___ Ausgangsdaten ___

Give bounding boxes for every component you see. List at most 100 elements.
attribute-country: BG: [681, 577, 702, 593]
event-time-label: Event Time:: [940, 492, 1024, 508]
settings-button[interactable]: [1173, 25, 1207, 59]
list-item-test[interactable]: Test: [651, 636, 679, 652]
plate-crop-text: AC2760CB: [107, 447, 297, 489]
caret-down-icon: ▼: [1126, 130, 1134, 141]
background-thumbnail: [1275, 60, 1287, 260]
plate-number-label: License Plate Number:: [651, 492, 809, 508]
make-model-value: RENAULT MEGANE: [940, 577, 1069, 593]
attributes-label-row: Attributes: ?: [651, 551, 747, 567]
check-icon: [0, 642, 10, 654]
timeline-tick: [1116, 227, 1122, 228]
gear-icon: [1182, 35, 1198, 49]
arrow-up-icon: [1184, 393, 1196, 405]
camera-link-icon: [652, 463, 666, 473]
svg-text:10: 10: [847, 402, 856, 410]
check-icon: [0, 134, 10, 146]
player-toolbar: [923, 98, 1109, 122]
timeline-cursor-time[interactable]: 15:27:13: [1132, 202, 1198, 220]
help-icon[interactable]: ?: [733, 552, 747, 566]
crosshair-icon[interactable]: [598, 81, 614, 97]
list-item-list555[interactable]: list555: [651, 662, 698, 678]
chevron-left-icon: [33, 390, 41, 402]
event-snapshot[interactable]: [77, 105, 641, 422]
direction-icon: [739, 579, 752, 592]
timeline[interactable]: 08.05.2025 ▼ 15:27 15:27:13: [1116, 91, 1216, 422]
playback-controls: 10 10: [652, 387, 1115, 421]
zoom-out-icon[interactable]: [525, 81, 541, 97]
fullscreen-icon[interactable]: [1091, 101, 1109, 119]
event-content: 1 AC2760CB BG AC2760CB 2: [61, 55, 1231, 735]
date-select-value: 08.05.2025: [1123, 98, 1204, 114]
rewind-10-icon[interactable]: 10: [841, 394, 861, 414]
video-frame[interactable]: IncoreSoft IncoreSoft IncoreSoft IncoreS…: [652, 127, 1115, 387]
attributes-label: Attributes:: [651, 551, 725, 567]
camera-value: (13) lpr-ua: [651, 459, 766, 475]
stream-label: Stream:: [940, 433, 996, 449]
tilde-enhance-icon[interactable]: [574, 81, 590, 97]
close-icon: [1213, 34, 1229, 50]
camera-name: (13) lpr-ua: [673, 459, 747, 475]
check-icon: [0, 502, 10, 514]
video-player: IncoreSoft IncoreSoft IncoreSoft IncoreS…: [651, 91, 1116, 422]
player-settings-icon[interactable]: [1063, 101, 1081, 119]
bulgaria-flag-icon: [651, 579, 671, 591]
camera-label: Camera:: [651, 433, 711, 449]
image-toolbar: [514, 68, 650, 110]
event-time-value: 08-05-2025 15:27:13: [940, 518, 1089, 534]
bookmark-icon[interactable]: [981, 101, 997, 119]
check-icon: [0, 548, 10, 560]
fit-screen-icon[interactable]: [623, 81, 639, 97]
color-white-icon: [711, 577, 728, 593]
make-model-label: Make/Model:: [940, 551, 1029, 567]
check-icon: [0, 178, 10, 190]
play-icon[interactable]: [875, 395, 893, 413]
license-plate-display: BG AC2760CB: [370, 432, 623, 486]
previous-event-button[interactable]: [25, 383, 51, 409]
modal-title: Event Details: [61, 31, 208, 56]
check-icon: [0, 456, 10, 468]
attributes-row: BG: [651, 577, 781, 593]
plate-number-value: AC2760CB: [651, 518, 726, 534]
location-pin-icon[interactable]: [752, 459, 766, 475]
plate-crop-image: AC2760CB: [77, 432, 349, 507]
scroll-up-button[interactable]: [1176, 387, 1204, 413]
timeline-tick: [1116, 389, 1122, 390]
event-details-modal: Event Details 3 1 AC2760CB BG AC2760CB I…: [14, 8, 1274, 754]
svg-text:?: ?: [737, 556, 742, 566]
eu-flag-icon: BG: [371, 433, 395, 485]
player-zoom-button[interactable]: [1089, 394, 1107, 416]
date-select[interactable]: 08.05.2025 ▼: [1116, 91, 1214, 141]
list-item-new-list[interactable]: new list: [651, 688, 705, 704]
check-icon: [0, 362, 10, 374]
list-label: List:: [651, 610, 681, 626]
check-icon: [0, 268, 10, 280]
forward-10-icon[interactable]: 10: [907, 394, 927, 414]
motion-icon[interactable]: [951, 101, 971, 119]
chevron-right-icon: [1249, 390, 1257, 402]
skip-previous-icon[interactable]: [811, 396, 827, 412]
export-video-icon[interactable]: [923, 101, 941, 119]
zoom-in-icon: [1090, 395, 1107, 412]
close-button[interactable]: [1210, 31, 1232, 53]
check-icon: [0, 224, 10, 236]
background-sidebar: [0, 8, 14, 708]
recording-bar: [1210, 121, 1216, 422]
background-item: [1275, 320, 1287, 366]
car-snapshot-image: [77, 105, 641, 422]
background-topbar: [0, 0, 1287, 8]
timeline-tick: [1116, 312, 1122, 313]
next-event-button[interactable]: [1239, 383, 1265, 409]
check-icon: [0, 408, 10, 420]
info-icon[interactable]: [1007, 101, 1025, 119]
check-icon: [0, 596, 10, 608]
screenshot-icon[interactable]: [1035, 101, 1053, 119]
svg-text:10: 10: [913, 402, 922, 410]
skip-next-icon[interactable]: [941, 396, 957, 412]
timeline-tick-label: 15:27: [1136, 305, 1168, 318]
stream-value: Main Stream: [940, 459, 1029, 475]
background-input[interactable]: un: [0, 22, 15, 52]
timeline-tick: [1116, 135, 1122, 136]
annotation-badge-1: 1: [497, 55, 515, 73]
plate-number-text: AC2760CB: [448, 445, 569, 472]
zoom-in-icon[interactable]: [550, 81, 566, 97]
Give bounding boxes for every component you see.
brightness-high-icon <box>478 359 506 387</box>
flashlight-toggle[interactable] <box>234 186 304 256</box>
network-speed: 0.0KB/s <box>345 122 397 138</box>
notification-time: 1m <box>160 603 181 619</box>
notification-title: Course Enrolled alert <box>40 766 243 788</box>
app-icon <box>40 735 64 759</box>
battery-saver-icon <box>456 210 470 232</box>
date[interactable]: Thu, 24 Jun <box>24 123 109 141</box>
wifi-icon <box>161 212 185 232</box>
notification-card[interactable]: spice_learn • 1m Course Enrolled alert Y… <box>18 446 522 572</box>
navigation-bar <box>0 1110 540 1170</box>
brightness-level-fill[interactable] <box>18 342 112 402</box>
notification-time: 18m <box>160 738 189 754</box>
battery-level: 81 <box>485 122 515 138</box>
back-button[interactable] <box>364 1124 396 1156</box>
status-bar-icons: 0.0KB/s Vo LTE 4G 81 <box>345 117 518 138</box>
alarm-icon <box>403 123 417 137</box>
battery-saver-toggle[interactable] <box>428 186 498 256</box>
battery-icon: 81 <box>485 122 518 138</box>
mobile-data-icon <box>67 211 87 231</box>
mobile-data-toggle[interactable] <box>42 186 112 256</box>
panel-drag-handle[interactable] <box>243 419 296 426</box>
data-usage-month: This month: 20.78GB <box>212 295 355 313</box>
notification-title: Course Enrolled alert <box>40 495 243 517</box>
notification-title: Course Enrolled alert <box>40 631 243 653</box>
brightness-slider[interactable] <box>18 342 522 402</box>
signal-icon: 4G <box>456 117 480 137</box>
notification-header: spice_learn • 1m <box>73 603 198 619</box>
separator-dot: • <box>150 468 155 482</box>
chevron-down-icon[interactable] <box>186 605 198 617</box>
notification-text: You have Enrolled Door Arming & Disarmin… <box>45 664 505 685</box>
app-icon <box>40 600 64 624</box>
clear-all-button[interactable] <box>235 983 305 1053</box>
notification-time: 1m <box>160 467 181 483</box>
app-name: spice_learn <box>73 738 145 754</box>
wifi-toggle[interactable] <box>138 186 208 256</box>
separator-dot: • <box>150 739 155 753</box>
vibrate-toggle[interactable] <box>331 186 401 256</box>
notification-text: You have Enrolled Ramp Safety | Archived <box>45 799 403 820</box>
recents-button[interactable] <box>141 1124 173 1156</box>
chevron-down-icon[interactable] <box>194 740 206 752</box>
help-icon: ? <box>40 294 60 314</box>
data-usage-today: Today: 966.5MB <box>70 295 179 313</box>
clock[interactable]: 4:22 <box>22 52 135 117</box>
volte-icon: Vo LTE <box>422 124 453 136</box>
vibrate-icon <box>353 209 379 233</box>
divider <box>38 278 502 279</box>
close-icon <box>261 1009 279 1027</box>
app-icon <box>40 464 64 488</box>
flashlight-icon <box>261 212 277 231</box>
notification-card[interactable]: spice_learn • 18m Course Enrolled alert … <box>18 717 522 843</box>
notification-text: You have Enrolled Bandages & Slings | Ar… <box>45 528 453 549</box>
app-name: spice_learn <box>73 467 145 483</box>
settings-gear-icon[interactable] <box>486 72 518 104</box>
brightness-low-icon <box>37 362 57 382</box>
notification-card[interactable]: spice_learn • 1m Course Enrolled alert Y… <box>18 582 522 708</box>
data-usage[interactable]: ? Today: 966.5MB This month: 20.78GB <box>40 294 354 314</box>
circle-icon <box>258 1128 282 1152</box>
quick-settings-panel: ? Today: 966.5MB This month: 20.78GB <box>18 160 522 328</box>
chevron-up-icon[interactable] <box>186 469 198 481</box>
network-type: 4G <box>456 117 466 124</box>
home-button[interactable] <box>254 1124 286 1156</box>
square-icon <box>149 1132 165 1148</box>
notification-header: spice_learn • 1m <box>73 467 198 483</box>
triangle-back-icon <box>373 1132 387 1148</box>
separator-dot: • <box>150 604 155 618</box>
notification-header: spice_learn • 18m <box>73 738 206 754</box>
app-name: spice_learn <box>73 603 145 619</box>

___

# Zu erledigende Aufgabe
Zitiere die Daten unverändert, von ihrem Anfang bis einschließlich der Zeile mit „check-icon: [0, 134, 10, 146]“.

# Ergebnis
Give bounding boxes for every component you see. List at most 100 elements.
attribute-country: BG: [681, 577, 702, 593]
event-time-label: Event Time:: [940, 492, 1024, 508]
settings-button[interactable]: [1173, 25, 1207, 59]
list-item-test[interactable]: Test: [651, 636, 679, 652]
plate-crop-text: AC2760CB: [107, 447, 297, 489]
caret-down-icon: ▼: [1126, 130, 1134, 141]
background-thumbnail: [1275, 60, 1287, 260]
plate-number-label: License Plate Number:: [651, 492, 809, 508]
make-model-value: RENAULT MEGANE: [940, 577, 1069, 593]
attributes-label-row: Attributes: ?: [651, 551, 747, 567]
check-icon: [0, 642, 10, 654]
timeline-tick: [1116, 227, 1122, 228]
gear-icon: [1182, 35, 1198, 49]
arrow-up-icon: [1184, 393, 1196, 405]
camera-link-icon: [652, 463, 666, 473]
svg-text:10: 10: [847, 402, 856, 410]
check-icon: [0, 134, 10, 146]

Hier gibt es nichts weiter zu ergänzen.